__GIVEN TASK__.
Without the images, write out the whole listing exactly.
+--
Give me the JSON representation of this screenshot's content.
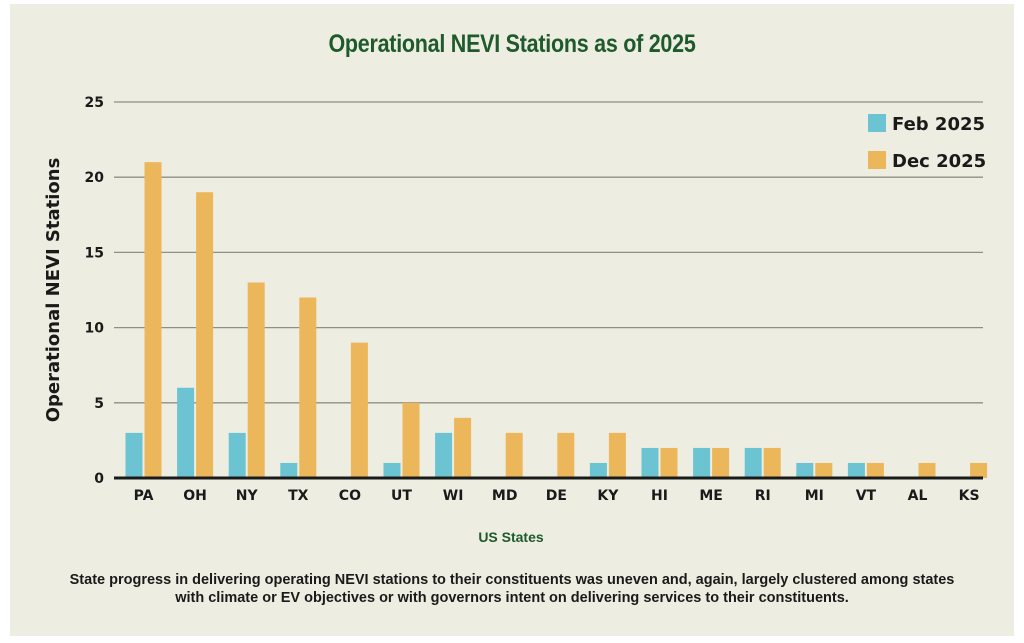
{
  "chart_data": {
    "type": "bar",
    "title": "Operational NEVI Stations as of 2025",
    "xlabel": "US States",
    "ylabel": "Operational NEVI Stations",
    "ylim": [
      0,
      25
    ],
    "yticks": [
      0,
      5,
      10,
      15,
      20,
      25
    ],
    "grid": true,
    "legend_position": "top-right",
    "categories": [
      "PA",
      "OH",
      "NY",
      "TX",
      "CO",
      "UT",
      "WI",
      "MD",
      "DE",
      "KY",
      "HI",
      "ME",
      "RI",
      "MI",
      "VT",
      "AL",
      "KS"
    ],
    "series": [
      {
        "name": "Feb 2025",
        "color": "#6CC4D3",
        "values": [
          3,
          6,
          3,
          1,
          0,
          1,
          3,
          0,
          0,
          1,
          2,
          2,
          2,
          1,
          1,
          0,
          0
        ]
      },
      {
        "name": "Dec 2025",
        "color": "#ECB65A",
        "values": [
          21,
          19,
          13,
          12,
          9,
          5,
          4,
          3,
          3,
          3,
          2,
          2,
          2,
          1,
          1,
          1,
          1
        ]
      }
    ]
  },
  "caption": "State progress in delivering operating NEVI stations to their constituents was uneven and, again, largely clustered among states with climate or EV objectives or with governors intent on delivering services to their constituents."
}
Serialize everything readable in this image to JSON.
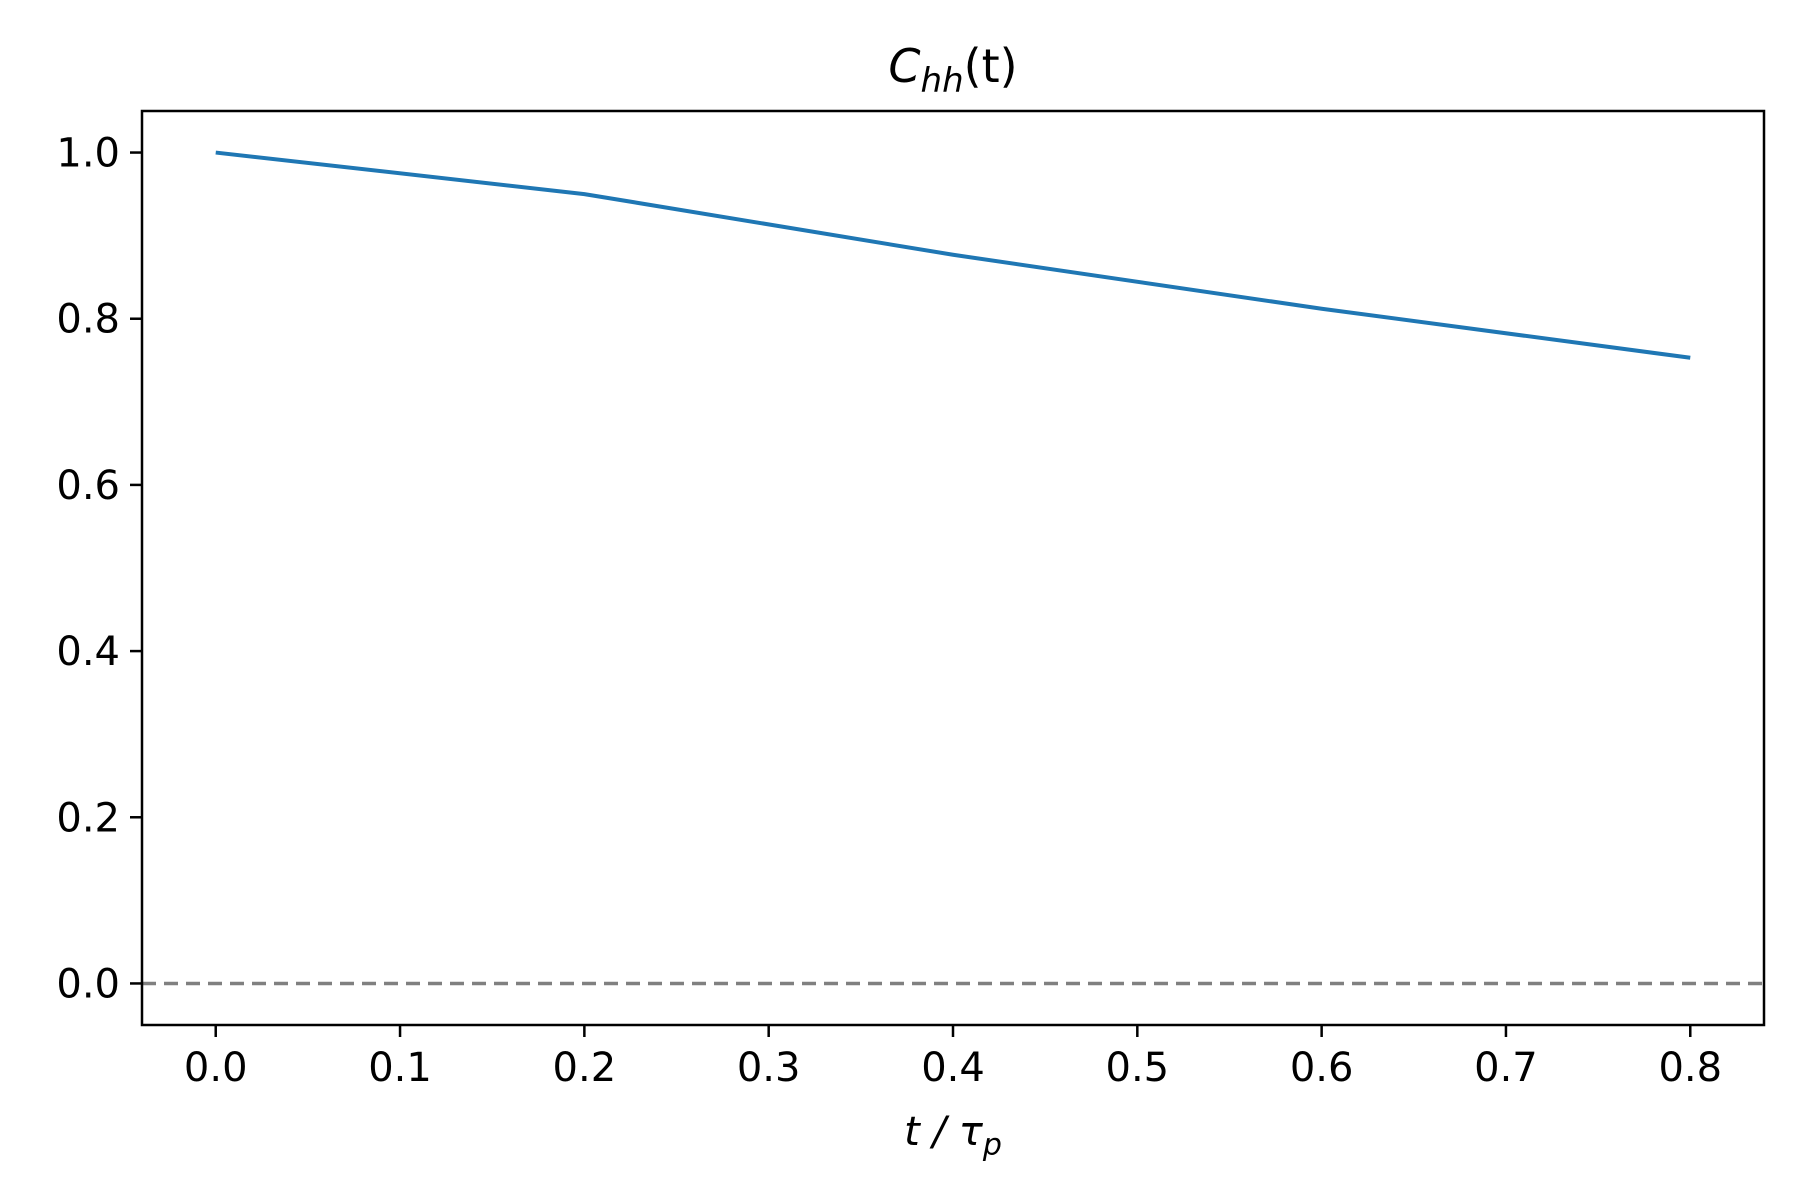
{
  "chart_data": {
    "type": "line",
    "title": {
      "main": "C",
      "sub": "hh",
      "suffix": "(t)"
    },
    "xlabel": {
      "main": "t / τ",
      "sub": "p"
    },
    "ylabel": "",
    "xlim": [
      -0.04,
      0.84
    ],
    "ylim": [
      -0.05,
      1.05
    ],
    "xticks": [
      0.0,
      0.1,
      0.2,
      0.3,
      0.4,
      0.5,
      0.6,
      0.7,
      0.8
    ],
    "xtick_labels": [
      "0.0",
      "0.1",
      "0.2",
      "0.3",
      "0.4",
      "0.5",
      "0.6",
      "0.7",
      "0.8"
    ],
    "yticks": [
      0.0,
      0.2,
      0.4,
      0.6,
      0.8,
      1.0
    ],
    "ytick_labels": [
      "0.0",
      "0.2",
      "0.4",
      "0.6",
      "0.8",
      "1.0"
    ],
    "grid": false,
    "series": [
      {
        "x": [
          0.0,
          0.2,
          0.4,
          0.6,
          0.8
        ],
        "y": [
          1.0,
          0.95,
          0.877,
          0.812,
          0.753
        ],
        "color": "#1f77b4",
        "style": "solid"
      }
    ],
    "reference_lines": [
      {
        "orientation": "horizontal",
        "y": 0.0,
        "color": "#808080",
        "style": "dashed"
      }
    ]
  }
}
+--
__WRITTEN REPLY__.
Give me the JSON representation of this screenshot's content.
{
  "chart_data": {
    "type": "bar",
    "title": "Operational NEVI Stations as of 2025",
    "xlabel": "US States",
    "ylabel": "Operational NEVI Stations",
    "ylim": [
      0,
      25
    ],
    "yticks": [
      0,
      5,
      10,
      15,
      20,
      25
    ],
    "grid": true,
    "legend_position": "top-right",
    "categories": [
      "PA",
      "OH",
      "NY",
      "TX",
      "CO",
      "UT",
      "WI",
      "MD",
      "DE",
      "KY",
      "HI",
      "ME",
      "RI",
      "MI",
      "VT",
      "AL",
      "KS"
    ],
    "series": [
      {
        "name": "Feb 2025",
        "color": "#6CC4D3",
        "values": [
          3,
          6,
          3,
          1,
          0,
          1,
          3,
          0,
          0,
          1,
          2,
          2,
          2,
          1,
          1,
          0,
          0
        ]
      },
      {
        "name": "Dec 2025",
        "color": "#ECB65A",
        "values": [
          21,
          19,
          13,
          12,
          9,
          5,
          4,
          3,
          3,
          3,
          2,
          2,
          2,
          1,
          1,
          1,
          1
        ]
      }
    ]
  },
  "caption": "State progress in delivering operating NEVI stations to their constituents was uneven and, again, largely clustered among states with climate or EV objectives or with governors intent on delivering services to their constituents."
}
Serialize everything readable in this image to JSON.
{
  "chart_data": {
    "type": "line",
    "title": {
      "main": "C",
      "sub": "hh",
      "suffix": "(t)"
    },
    "xlabel": {
      "main": "t / τ",
      "sub": "p"
    },
    "ylabel": "",
    "xlim": [
      -0.04,
      0.84
    ],
    "ylim": [
      -0.05,
      1.05
    ],
    "xticks": [
      0.0,
      0.1,
      0.2,
      0.3,
      0.4,
      0.5,
      0.6,
      0.7,
      0.8
    ],
    "xtick_labels": [
      "0.0",
      "0.1",
      "0.2",
      "0.3",
      "0.4",
      "0.5",
      "0.6",
      "0.7",
      "0.8"
    ],
    "yticks": [
      0.0,
      0.2,
      0.4,
      0.6,
      0.8,
      1.0
    ],
    "ytick_labels": [
      "0.0",
      "0.2",
      "0.4",
      "0.6",
      "0.8",
      "1.0"
    ],
    "grid": false,
    "series": [
      {
        "x": [
          0.0,
          0.2,
          0.4,
          0.6,
          0.8
        ],
        "y": [
          1.0,
          0.95,
          0.877,
          0.812,
          0.753
        ],
        "color": "#1f77b4",
        "style": "solid"
      }
    ],
    "reference_lines": [
      {
        "orientation": "horizontal",
        "y": 0.0,
        "color": "#808080",
        "style": "dashed"
      }
    ]
  }
}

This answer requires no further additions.